EXERCISE BRIEF: From the entries below, list each line with "data".

◆ ◆ ◆ ◆

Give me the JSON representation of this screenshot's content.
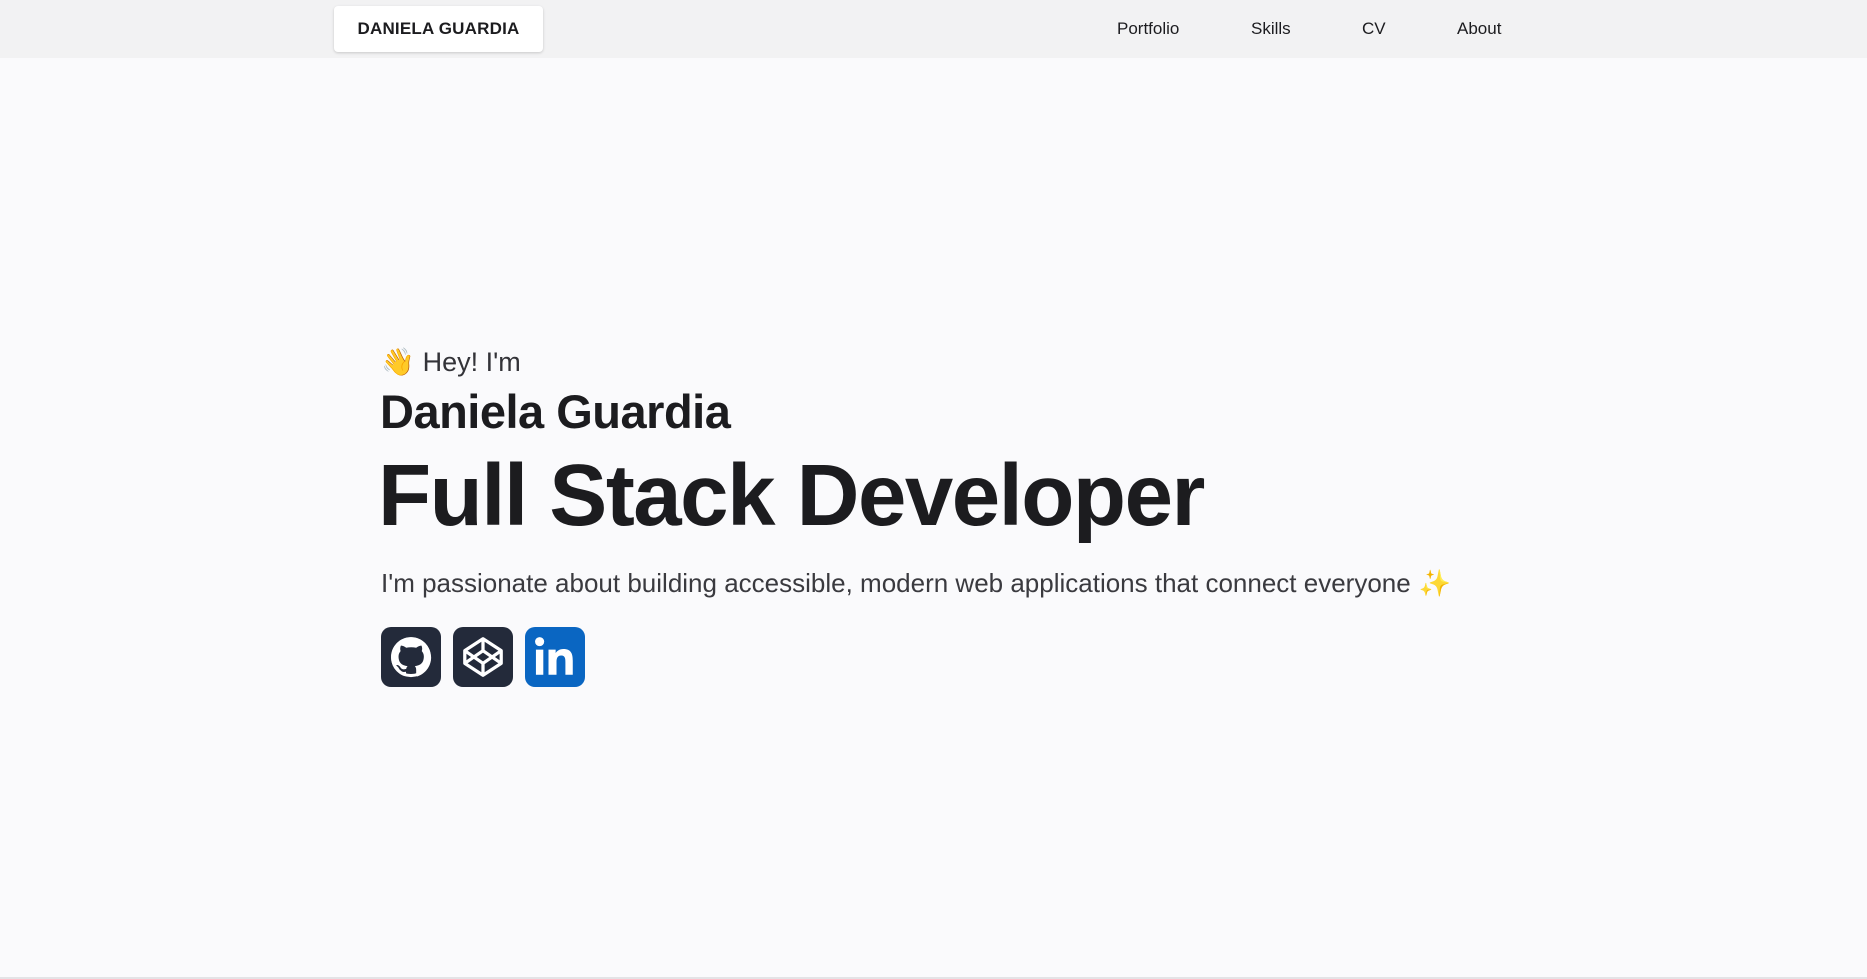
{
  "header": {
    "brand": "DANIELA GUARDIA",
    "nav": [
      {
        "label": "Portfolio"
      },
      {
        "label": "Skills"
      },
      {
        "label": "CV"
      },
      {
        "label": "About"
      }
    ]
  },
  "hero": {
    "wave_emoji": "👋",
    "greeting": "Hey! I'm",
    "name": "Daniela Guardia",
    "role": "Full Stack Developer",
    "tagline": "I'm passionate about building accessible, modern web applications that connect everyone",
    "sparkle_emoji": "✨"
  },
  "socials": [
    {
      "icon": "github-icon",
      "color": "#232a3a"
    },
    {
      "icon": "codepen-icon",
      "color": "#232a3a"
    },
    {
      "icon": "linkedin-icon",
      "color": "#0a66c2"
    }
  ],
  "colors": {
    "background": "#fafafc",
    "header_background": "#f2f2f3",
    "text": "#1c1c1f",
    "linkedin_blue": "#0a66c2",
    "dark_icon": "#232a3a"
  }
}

◆ ◆ ◆ ◆

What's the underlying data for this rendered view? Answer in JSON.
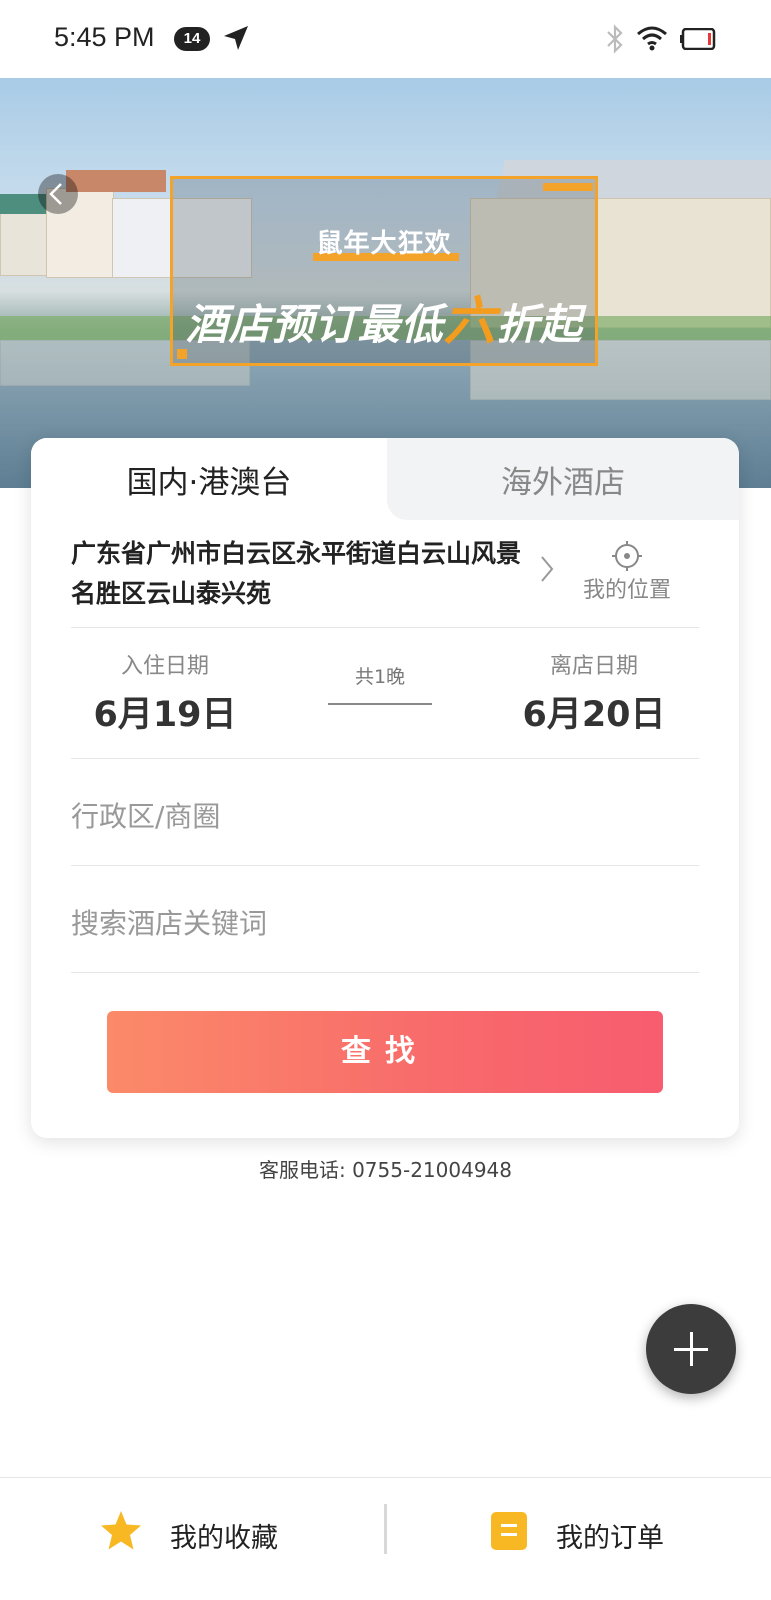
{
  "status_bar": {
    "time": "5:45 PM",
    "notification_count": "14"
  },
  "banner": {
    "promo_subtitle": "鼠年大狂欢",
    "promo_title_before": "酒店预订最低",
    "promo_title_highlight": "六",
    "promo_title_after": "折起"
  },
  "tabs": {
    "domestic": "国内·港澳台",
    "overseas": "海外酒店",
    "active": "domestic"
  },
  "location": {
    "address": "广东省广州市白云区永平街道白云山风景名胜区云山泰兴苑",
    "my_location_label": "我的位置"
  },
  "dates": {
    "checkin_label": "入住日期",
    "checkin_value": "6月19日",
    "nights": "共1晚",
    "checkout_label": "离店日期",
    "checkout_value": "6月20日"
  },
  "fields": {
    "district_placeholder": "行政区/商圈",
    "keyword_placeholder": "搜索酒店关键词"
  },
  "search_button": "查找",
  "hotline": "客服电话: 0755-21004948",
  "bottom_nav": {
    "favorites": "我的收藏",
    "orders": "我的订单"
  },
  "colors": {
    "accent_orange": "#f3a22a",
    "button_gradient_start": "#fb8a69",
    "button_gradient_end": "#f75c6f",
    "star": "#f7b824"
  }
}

◆ ◆ ◆ ◆

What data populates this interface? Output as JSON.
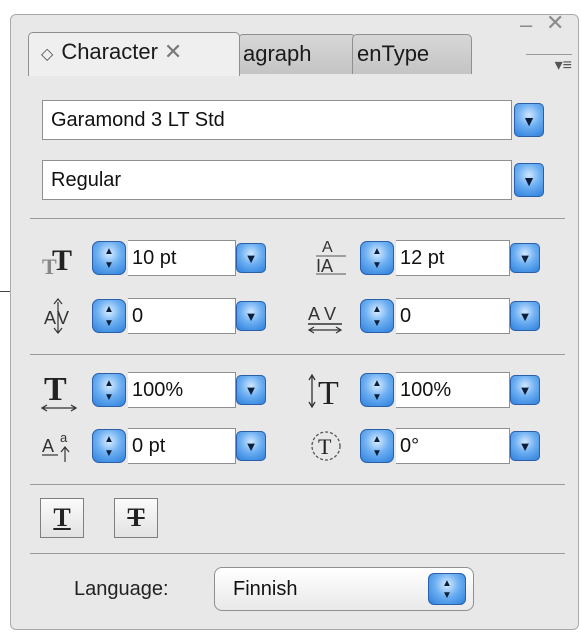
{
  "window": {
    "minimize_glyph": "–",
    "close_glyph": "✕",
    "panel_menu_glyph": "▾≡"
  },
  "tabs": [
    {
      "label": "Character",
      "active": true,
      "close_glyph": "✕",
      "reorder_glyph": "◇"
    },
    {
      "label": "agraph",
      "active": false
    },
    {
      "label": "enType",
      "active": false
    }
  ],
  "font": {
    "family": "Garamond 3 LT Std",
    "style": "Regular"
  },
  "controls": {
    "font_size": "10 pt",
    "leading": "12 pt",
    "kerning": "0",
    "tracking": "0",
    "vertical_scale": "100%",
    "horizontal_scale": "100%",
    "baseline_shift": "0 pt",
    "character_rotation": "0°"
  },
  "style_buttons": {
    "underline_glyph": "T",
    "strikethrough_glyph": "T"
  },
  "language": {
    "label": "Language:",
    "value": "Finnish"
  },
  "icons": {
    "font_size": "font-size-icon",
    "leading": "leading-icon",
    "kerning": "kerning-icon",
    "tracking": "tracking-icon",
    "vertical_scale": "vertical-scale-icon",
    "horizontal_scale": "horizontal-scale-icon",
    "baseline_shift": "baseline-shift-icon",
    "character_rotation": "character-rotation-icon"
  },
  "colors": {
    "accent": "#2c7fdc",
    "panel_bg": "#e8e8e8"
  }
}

◆ ◆ ◆ ◆

RESULT:
What's the underlying data for this rendered view? Answer in JSON.
What data populates this interface? Output as JSON.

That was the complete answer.